- **SUPPLIED DATA**:
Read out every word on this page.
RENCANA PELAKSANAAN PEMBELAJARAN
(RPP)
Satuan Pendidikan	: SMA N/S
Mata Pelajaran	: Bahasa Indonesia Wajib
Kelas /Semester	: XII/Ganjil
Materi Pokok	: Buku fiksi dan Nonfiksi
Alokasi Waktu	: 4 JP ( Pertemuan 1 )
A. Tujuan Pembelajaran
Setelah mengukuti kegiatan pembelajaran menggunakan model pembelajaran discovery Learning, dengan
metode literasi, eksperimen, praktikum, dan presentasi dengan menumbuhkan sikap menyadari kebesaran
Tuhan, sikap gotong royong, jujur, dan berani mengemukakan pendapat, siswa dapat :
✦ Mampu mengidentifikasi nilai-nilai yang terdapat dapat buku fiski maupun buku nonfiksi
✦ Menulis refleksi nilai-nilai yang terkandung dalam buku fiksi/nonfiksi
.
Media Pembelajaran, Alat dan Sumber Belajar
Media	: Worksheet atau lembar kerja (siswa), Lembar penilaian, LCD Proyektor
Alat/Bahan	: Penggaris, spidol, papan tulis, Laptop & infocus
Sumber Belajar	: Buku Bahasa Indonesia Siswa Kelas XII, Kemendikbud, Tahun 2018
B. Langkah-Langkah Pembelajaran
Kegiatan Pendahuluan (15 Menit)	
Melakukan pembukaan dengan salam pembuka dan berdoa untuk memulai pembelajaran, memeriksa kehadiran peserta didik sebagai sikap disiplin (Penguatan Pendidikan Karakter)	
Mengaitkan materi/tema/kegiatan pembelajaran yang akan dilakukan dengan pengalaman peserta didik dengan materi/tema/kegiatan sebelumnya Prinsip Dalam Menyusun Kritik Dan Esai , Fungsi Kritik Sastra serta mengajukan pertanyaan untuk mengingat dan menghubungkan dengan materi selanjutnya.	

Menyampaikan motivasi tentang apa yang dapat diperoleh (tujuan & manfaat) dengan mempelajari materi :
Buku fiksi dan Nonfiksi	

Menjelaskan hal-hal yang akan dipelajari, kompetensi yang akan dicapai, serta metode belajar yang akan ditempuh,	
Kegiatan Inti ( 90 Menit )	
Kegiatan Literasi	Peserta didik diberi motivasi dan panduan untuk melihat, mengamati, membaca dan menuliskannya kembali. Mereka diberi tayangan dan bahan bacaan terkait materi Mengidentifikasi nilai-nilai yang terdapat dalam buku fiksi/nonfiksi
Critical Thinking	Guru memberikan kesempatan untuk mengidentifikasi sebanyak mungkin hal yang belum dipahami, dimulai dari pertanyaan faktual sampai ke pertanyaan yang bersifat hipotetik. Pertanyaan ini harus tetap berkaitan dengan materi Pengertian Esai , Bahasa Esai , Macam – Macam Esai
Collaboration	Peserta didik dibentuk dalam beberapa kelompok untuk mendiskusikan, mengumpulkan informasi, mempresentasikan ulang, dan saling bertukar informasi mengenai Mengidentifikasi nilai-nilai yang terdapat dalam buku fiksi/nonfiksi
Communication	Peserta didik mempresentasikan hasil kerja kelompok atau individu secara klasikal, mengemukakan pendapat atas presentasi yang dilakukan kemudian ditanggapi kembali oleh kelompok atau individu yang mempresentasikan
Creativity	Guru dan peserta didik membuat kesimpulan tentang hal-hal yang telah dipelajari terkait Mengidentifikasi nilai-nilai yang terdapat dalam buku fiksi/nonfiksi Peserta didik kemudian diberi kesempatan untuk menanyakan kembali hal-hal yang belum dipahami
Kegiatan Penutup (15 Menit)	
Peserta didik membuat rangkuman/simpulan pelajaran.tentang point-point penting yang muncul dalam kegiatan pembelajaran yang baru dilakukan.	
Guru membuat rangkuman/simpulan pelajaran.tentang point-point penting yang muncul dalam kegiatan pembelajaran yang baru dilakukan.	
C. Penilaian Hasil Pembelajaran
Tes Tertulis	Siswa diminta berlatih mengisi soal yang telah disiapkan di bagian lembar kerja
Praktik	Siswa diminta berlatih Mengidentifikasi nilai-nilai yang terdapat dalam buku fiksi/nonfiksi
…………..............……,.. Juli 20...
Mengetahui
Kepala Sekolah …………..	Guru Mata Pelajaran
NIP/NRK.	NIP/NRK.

- **INSTRUCTIONS TO FOLLOW**:
Look through the records and gather every line containing "Kelas".

- **TASK RESULT**:
Kelas /Semester	: XII/Ganjil
Sumber Belajar	: Buku Bahasa Indonesia Siswa Kelas XII, Kemendikbud, Tahun 2018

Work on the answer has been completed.